──────── EXCERPTED RECORDS

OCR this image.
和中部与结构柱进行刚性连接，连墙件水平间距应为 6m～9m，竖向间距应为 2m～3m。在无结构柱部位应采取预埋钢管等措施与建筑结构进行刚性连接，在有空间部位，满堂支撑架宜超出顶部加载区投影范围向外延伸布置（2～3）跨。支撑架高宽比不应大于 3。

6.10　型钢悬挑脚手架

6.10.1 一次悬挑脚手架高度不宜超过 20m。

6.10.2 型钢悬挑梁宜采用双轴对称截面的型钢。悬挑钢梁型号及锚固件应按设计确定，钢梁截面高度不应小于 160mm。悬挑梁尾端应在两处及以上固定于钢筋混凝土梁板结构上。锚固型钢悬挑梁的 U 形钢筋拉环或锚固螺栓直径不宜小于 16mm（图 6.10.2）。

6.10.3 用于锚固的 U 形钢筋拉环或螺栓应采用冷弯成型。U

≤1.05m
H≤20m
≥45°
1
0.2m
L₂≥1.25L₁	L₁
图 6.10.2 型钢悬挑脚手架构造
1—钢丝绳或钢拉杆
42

────────────────

[YOUR INSTRUCTIONS]: Reproduce each entry word for word.

[TASK ANSWER]:
OCR this image.
和中部与结构柱进行刚性连接，连墙件水平间距应为 6m～9m，竖向间距应为 2m～3m。在无结构柱部位应采取预埋钢管等措施与建筑结构进行刚性连接，在有空间部位，满堂支撑架宜超出顶部加载区投影范围向外延伸布置（2～3）跨。支撑架高宽比不应大于 3。

6.10　型钢悬挑脚手架

6.10.1 一次悬挑脚手架高度不宜超过 20m。

6.10.2 型钢悬挑梁宜采用双轴对称截面的型钢。悬挑钢梁型号及锚固件应按设计确定，钢梁截面高度不应小于 160mm。悬挑梁尾端应在两处及以上固定于钢筋混凝土梁板结构上。锚固型钢悬挑梁的 U 形钢筋拉环或锚固螺栓直径不宜小于 16mm（图 6.10.2）。

6.10.3 用于锚固的 U 形钢筋拉环或螺栓应采用冷弯成型。U

≤1.05m
H≤20m
≥45°
1
0.2m
L₂≥1.25L₁	L₁
图 6.10.2 型钢悬挑脚手架构造
1—钢丝绳或钢拉杆
42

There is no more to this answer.